Required work
Say how many lines contain "Membranes", using only the number.

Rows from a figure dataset
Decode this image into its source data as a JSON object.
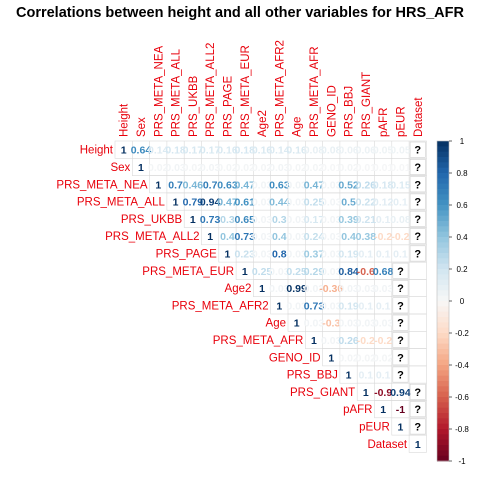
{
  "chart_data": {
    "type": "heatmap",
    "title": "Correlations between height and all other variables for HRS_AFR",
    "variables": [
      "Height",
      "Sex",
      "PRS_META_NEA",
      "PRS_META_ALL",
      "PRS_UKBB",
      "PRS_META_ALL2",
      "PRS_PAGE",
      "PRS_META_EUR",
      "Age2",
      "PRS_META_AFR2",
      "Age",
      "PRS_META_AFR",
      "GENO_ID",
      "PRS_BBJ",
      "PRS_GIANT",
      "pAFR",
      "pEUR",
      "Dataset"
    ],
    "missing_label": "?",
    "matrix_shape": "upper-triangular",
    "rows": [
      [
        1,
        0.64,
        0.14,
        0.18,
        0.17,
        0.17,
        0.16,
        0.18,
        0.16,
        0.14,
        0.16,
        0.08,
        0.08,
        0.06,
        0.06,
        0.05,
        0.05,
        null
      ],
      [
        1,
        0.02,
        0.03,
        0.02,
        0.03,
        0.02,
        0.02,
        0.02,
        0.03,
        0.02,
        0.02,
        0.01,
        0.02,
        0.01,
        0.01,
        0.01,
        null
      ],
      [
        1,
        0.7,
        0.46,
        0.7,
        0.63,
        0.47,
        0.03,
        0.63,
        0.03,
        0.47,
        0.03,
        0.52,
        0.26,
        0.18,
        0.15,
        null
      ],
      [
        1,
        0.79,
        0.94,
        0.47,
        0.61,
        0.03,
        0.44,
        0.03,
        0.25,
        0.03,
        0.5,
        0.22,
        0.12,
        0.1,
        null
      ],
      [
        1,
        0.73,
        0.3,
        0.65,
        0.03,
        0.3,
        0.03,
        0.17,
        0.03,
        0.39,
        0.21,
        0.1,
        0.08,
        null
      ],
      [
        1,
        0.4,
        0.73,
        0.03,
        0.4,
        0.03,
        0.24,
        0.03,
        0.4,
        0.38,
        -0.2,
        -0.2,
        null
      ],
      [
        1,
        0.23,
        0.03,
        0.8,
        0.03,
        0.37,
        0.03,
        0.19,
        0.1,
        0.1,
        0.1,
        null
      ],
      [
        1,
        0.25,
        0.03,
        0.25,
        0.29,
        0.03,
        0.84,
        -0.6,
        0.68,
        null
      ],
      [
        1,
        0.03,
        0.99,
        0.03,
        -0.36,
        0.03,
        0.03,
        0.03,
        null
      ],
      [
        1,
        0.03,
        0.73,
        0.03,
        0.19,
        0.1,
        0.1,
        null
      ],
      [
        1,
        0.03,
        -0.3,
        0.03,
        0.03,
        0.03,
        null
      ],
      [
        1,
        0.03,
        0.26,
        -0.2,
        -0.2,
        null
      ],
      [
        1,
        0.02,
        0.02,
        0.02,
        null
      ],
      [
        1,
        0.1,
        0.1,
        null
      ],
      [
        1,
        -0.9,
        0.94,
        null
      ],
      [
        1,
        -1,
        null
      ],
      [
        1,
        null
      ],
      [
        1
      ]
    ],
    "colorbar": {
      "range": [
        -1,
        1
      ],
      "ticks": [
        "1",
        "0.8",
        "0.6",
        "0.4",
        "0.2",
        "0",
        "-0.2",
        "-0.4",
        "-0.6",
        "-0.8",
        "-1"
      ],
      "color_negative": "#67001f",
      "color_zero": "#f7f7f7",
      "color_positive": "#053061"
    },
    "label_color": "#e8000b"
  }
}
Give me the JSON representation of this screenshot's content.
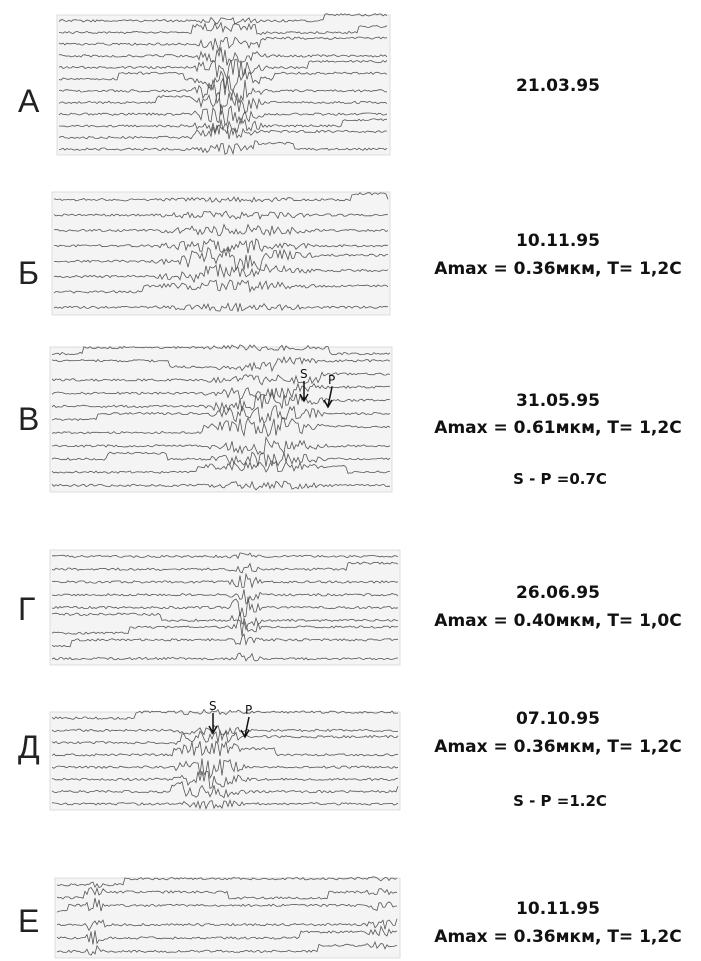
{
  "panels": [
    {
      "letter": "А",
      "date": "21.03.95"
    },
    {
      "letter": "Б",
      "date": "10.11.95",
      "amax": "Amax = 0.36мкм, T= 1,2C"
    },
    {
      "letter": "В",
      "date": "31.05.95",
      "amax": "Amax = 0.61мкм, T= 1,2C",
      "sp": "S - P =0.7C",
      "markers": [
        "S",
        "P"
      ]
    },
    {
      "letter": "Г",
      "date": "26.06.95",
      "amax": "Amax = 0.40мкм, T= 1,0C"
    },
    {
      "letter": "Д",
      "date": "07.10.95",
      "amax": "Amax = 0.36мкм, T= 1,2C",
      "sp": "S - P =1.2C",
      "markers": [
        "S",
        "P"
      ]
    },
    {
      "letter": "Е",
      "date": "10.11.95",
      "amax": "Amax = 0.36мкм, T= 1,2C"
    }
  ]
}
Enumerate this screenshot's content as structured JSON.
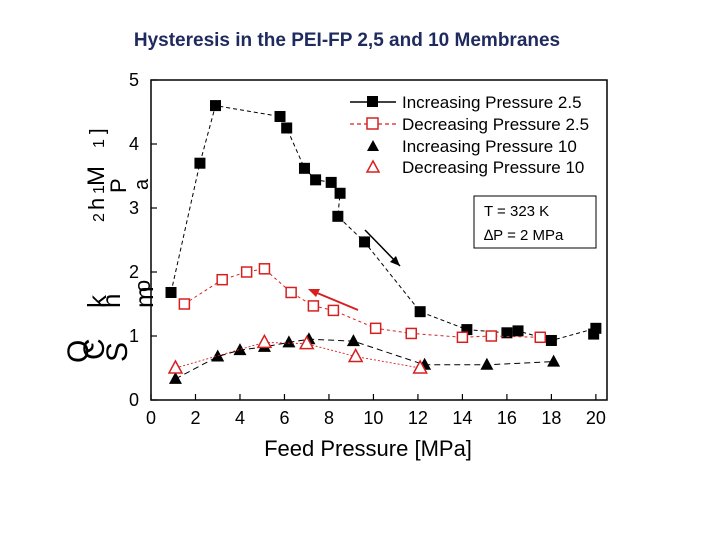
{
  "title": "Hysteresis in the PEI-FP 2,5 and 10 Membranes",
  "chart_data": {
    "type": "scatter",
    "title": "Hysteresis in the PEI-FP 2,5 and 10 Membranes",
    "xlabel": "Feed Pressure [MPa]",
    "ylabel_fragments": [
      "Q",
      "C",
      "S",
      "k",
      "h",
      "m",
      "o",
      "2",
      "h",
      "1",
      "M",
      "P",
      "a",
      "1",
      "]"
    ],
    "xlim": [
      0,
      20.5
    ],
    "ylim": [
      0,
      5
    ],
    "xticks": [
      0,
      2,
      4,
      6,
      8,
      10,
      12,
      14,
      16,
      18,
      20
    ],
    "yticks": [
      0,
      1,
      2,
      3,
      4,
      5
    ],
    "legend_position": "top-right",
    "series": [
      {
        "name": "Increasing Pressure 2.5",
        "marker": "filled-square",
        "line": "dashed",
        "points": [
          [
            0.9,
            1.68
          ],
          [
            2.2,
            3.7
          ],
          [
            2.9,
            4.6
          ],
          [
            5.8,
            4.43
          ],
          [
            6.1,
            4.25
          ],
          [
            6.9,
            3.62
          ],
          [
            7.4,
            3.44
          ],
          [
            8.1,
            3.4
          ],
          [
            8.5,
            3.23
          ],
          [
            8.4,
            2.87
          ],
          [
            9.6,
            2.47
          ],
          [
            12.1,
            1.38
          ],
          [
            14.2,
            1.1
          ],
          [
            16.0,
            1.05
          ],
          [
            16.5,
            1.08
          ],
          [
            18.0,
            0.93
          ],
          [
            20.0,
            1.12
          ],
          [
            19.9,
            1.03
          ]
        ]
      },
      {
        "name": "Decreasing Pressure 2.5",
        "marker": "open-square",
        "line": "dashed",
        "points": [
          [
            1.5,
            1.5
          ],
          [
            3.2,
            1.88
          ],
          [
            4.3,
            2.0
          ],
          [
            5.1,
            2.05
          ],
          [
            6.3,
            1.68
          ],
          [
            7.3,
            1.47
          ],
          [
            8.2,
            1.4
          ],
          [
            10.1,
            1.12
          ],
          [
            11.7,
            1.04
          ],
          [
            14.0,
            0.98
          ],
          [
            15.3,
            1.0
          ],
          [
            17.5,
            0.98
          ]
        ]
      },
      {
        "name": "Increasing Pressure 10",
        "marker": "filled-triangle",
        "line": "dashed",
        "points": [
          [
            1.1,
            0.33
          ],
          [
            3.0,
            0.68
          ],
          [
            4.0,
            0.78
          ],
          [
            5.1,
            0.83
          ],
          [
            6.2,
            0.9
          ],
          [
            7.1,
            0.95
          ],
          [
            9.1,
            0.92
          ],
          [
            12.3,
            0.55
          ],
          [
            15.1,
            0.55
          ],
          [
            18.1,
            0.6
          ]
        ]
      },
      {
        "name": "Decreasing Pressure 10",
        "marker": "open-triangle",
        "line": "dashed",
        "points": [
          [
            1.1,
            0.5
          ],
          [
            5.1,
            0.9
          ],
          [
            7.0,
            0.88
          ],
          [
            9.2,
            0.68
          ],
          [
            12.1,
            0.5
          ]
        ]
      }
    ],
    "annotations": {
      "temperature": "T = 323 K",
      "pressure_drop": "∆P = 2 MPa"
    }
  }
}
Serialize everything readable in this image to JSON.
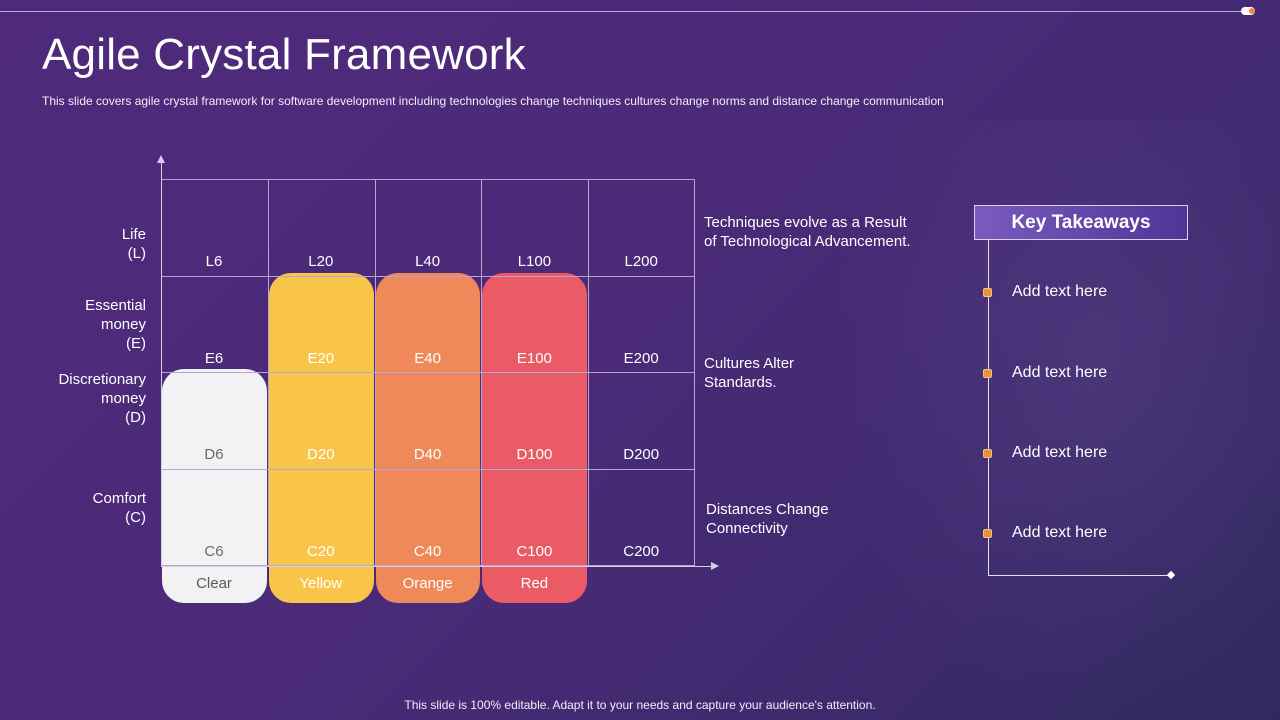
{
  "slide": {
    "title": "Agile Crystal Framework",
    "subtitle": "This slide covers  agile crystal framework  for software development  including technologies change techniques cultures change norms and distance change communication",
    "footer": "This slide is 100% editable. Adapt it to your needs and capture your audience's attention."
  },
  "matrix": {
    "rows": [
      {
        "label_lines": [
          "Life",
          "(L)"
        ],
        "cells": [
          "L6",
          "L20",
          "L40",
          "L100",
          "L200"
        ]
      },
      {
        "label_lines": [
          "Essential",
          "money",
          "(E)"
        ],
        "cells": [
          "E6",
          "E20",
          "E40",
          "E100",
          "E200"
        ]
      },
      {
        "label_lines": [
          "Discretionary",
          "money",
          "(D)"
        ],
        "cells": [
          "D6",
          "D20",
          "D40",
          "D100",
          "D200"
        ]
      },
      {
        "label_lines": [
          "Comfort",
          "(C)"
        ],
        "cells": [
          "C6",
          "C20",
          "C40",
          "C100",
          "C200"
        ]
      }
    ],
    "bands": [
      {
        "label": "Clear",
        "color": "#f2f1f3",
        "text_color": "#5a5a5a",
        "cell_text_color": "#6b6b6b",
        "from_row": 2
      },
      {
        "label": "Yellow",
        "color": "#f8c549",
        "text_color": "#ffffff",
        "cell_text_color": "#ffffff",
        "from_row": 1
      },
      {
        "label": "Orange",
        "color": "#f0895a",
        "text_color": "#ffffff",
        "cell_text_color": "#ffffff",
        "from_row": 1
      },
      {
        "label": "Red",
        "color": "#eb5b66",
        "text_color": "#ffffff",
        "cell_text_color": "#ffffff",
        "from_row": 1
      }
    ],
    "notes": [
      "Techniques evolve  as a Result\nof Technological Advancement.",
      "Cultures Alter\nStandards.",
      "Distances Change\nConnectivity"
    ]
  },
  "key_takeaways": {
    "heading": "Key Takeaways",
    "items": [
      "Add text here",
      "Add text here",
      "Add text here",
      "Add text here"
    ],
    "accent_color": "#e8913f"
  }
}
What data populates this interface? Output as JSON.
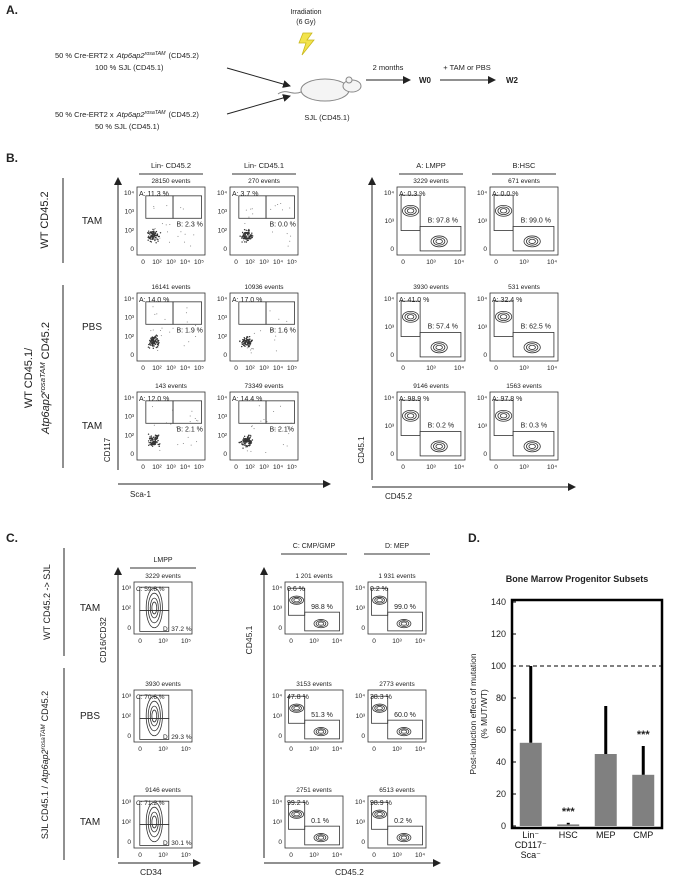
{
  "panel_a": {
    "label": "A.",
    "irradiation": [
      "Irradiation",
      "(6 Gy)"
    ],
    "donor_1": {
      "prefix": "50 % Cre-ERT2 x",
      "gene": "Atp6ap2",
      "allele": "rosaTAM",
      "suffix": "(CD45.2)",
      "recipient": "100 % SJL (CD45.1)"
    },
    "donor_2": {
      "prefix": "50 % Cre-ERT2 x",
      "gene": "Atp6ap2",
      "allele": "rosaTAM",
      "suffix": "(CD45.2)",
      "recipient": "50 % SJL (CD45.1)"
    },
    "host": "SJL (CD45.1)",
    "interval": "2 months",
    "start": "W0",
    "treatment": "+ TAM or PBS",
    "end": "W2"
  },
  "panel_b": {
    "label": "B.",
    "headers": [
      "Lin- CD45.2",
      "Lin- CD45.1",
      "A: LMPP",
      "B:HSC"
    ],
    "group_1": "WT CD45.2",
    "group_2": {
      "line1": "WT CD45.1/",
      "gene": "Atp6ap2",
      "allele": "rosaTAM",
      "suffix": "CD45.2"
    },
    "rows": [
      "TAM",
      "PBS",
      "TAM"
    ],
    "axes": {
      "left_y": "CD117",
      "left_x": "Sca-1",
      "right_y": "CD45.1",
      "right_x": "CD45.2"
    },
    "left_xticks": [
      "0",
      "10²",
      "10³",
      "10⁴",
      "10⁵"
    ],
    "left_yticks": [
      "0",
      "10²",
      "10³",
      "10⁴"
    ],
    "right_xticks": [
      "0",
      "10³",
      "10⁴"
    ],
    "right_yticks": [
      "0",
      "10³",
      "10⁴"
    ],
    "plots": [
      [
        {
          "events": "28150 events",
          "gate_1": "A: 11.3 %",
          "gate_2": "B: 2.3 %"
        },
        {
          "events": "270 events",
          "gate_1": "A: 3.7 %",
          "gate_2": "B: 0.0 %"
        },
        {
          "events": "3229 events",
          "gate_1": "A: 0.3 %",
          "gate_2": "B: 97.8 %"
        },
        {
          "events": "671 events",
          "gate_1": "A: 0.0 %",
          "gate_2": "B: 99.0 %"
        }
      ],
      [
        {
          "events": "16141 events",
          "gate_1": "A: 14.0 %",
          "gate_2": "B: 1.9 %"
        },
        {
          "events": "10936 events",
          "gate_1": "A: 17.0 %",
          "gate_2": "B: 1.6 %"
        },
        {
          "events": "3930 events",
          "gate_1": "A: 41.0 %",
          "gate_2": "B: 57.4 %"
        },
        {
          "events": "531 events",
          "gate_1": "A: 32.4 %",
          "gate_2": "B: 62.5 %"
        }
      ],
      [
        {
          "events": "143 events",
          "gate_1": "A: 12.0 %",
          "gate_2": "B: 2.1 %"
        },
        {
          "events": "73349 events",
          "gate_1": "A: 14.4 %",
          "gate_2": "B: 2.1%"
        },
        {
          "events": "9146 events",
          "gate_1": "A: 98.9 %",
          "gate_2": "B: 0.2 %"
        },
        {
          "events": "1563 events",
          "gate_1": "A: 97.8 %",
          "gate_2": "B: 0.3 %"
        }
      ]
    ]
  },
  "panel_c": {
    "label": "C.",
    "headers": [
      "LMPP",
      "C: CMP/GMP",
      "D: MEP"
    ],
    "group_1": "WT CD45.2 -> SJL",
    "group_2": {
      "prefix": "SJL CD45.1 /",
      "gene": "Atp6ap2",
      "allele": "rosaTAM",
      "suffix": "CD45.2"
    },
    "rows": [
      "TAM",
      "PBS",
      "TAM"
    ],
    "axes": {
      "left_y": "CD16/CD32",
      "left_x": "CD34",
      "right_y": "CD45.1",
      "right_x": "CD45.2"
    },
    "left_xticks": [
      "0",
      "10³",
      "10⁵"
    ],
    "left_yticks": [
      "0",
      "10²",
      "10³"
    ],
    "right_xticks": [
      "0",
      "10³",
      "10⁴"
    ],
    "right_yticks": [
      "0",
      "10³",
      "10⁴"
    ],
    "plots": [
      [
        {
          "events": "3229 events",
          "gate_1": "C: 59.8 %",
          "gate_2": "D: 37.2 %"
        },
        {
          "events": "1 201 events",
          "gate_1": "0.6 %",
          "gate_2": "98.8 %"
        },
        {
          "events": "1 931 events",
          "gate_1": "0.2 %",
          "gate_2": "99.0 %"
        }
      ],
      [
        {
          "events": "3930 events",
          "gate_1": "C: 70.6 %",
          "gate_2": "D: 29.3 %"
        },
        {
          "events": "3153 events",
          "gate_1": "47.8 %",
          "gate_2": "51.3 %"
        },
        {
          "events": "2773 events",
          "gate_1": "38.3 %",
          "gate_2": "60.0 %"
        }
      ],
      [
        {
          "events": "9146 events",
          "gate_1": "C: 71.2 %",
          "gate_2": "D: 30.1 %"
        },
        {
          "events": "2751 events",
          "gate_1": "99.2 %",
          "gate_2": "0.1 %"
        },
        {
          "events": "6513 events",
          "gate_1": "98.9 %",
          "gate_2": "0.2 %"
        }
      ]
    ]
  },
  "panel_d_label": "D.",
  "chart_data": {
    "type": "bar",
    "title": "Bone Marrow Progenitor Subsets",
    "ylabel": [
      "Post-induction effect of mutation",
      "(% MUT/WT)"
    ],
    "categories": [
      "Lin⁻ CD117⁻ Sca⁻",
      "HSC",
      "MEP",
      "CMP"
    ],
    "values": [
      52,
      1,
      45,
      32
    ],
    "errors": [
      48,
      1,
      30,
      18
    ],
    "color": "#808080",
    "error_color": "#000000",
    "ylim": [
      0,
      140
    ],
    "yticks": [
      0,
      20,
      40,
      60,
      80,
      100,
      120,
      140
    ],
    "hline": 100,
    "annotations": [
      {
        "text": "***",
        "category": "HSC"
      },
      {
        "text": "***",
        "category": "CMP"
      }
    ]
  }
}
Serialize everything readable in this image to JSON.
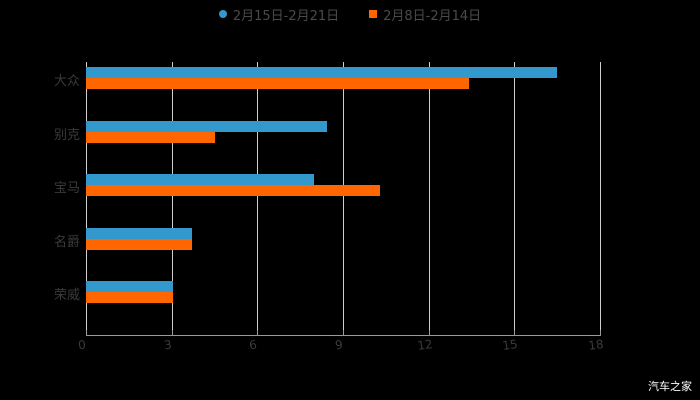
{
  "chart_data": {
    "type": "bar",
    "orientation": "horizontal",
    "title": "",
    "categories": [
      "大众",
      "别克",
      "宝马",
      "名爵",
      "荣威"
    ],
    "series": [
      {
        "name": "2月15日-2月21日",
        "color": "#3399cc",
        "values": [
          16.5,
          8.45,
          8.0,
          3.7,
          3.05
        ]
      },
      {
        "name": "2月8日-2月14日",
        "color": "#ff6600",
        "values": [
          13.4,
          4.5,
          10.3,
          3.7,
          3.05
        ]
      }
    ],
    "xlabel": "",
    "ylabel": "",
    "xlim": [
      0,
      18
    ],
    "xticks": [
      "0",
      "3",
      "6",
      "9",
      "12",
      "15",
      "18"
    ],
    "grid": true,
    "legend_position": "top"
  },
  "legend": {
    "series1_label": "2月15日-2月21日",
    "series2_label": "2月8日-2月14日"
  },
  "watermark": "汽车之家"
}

Answer to this task
2